=== Aim of the exercise ===
Set down the material once more, exactly as it appears.

┄┄┄┄┄┄┄┄┄┄

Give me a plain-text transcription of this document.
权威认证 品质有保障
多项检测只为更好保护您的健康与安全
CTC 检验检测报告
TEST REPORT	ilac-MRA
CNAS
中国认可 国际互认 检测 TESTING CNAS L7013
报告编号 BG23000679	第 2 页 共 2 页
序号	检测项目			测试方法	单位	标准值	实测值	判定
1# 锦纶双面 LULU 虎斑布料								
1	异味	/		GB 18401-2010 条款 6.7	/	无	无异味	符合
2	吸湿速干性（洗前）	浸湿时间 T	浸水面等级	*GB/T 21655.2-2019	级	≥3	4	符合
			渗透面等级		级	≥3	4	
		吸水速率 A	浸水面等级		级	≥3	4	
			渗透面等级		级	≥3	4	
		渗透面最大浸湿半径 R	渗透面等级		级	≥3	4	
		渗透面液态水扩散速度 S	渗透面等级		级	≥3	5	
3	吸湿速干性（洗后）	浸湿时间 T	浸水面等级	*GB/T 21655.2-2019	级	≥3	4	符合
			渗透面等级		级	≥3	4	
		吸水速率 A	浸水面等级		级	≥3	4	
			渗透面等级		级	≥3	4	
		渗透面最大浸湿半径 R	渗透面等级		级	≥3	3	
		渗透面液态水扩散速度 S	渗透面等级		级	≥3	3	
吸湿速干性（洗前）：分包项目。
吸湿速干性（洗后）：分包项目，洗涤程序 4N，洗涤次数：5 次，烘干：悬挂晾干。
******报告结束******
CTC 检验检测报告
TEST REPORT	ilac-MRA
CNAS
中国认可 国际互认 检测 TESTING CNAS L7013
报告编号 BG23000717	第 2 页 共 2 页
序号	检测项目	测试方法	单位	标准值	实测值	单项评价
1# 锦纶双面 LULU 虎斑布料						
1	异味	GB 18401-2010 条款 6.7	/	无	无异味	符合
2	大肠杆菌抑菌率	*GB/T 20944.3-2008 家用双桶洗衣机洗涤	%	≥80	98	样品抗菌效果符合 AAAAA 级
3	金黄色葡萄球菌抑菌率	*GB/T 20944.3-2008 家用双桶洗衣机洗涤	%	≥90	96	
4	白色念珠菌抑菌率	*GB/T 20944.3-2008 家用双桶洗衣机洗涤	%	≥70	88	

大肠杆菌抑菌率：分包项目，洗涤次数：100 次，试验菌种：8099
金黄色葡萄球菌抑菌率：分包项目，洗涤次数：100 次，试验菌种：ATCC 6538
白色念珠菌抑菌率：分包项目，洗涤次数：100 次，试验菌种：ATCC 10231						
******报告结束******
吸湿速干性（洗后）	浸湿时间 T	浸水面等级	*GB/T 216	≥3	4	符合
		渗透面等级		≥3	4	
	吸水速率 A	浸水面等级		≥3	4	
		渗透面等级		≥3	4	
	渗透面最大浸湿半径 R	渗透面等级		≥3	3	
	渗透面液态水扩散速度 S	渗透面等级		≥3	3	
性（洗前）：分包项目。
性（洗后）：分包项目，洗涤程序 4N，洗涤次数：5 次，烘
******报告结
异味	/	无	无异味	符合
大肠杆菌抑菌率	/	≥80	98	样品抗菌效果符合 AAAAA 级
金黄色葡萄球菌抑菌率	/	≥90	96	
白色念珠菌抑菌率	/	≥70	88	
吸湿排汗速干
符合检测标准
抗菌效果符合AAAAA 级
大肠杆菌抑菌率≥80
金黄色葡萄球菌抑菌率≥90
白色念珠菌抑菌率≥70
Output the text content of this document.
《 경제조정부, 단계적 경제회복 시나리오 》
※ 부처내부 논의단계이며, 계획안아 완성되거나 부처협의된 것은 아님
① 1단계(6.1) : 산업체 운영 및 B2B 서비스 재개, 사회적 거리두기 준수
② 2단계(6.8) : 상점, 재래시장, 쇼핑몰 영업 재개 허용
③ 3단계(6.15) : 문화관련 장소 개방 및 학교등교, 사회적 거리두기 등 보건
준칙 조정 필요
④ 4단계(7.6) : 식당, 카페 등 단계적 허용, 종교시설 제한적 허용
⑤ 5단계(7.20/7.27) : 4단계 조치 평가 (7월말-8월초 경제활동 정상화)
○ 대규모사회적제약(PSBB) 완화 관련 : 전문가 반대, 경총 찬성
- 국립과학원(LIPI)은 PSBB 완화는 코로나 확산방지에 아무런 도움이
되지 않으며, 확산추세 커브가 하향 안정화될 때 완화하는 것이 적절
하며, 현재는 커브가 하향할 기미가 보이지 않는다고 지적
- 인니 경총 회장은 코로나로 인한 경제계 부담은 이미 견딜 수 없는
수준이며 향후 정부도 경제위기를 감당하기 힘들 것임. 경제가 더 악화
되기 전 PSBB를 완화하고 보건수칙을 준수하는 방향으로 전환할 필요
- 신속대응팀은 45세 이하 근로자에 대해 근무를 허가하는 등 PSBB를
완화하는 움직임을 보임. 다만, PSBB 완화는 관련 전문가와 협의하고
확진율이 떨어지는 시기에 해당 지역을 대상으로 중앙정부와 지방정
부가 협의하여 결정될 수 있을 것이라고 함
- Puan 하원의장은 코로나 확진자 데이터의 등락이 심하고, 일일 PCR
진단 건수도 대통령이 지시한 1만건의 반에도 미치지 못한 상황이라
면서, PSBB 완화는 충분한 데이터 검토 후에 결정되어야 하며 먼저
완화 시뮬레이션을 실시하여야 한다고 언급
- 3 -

┄┄┄┄┄┄┄┄┄┄

=== Task response ===
Give me a plain-text transcription of this document.
权威认证 品质有保障
多项检测只为更好保护您的健康与安全
CTC 检验检测报告
TEST REPORT	ilac-MRA
CNAS
中国认可 国际互认 检测 TESTING CNAS L7013
报告编号 BG23000679	第 2 页 共 2 页
序号	检测项目			测试方法	单位	标准值	实测值	判定
1# 锦纶双面 LULU 虎斑布料								
1	异味	/		GB 18401-2010 条款 6.7	/	无	无异味	符合
2	吸湿速干性（洗前）	浸湿时间 T	浸水面等级	*GB/T 21655.2-2019	级	≥3	4	符合
			渗透面等级		级	≥3	4	
		吸水速率 A	浸水面等级		级	≥3	4	
			渗透面等级		级	≥3	4	
		渗透面最大浸湿半径 R	渗透面等级		级	≥3	4	
		渗透面液态水扩散速度 S	渗透面等级		级	≥3	5	
3	吸湿速干性（洗后）	浸湿时间 T	浸水面等级	*GB/T 21655.2-2019	级	≥3	4	符合
			渗透面等级		级	≥3	4	
		吸水速率 A	浸水面等级		级	≥3	4	
			渗透面等级		级	≥3	4	
		渗透面最大浸湿半径 R	渗透面等级		级	≥3	3	
		渗透面液态水扩散速度 S	渗透面等级		级	≥3	3	
吸湿速干性（洗前）：分包项目。
吸湿速干性（洗后）：分包项目，洗涤程序 4N，洗涤次数：5 次，烘干：悬挂晾干。
******报告结束******
CTC 检验检测报告
TEST REPORT	ilac-MRA
CNAS
中国认可 国际互认 检测 TESTING CNAS L7013
报告编号 BG23000717	第 2 页 共 2 页
序号	检测项目	测试方法	单位	标准值	实测值	单项评价
1# 锦纶双面 LULU 虎斑布料						
1	异味	GB 18401-2010 条款 6.7	/	无	无异味	符合
2	大肠杆菌抑菌率	*GB/T 20944.3-2008 家用双桶洗衣机洗涤	%	≥80	98	样品抗菌效果符合 AAAAA 级
3	金黄色葡萄球菌抑菌率	*GB/T 20944.3-2008 家用双桶洗衣机洗涤	%	≥90	96	
4	白色念珠菌抑菌率	*GB/T 20944.3-2008 家用双桶洗衣机洗涤	%	≥70	88	

大肠杆菌抑菌率：分包项目，洗涤次数：100 次，试验菌种：8099
金黄色葡萄球菌抑菌率：分包项目，洗涤次数：100 次，试验菌种：ATCC 6538
白色念珠菌抑菌率：分包项目，洗涤次数：100 次，试验菌种：ATCC 10231						
******报告结束******
吸湿速干性（洗后）	浸湿时间 T	浸水面等级	*GB/T 216	≥3	4	符合
		渗透面等级		≥3	4	
	吸水速率 A	浸水面等级		≥3	4	
		渗透面等级		≥3	4	
	渗透面最大浸湿半径 R	渗透面等级		≥3	3	
	渗透面液态水扩散速度 S	渗透面等级		≥3	3	
性（洗前）：分包项目。
性（洗后）：分包项目，洗涤程序 4N，洗涤次数：5 次，烘
******报告结
异味	/	无	无异味	符合
大肠杆菌抑菌率	/	≥80	98	样品抗菌效果符合 AAAAA 级
金黄色葡萄球菌抑菌率	/	≥90	96	
白色念珠菌抑菌率	/	≥70	88	
吸湿排汗速干
符合检测标准
抗菌效果符合AAAAA 级
大肠杆菌抑菌率≥80
金黄色葡萄球菌抑菌率≥90
白色念珠菌抑菌率≥70
Output the text content of this document.
《 경제조정부, 단계적 경제회복 시나리오 》
※ 부처내부 논의단계이며, 계획안아 완성되거나 부처협의된 것은 아님
① 1단계(6.1) : 산업체 운영 및 B2B 서비스 재개, 사회적 거리두기 준수
② 2단계(6.8) : 상점, 재래시장, 쇼핑몰 영업 재개 허용
③ 3단계(6.15) : 문화관련 장소 개방 및 학교등교, 사회적 거리두기 등 보건
준칙 조정 필요
④ 4단계(7.6) : 식당, 카페 등 단계적 허용, 종교시설 제한적 허용
⑤ 5단계(7.20/7.27) : 4단계 조치 평가 (7월말-8월초 경제활동 정상화)
○ 대규모사회적제약(PSBB) 완화 관련 : 전문가 반대, 경총 찬성
- 국립과학원(LIPI)은 PSBB 완화는 코로나 확산방지에 아무런 도움이
되지 않으며, 확산추세 커브가 하향 안정화될 때 완화하는 것이 적절
하며, 현재는 커브가 하향할 기미가 보이지 않는다고 지적
- 인니 경총 회장은 코로나로 인한 경제계 부담은 이미 견딜 수 없는
수준이며 향후 정부도 경제위기를 감당하기 힘들 것임. 경제가 더 악화
되기 전 PSBB를 완화하고 보건수칙을 준수하는 방향으로 전환할 필요
- 신속대응팀은 45세 이하 근로자에 대해 근무를 허가하는 등 PSBB를
완화하는 움직임을 보임. 다만, PSBB 완화는 관련 전문가와 협의하고
확진율이 떨어지는 시기에 해당 지역을 대상으로 중앙정부와 지방정
부가 협의하여 결정될 수 있을 것이라고 함
- Puan 하원의장은 코로나 확진자 데이터의 등락이 심하고, 일일 PCR
진단 건수도 대통령이 지시한 1만건의 반에도 미치지 못한 상황이라
면서, PSBB 완화는 충분한 데이터 검토 후에 결정되어야 하며 먼저
완화 시뮬레이션을 실시하여야 한다고 언급
- 3 -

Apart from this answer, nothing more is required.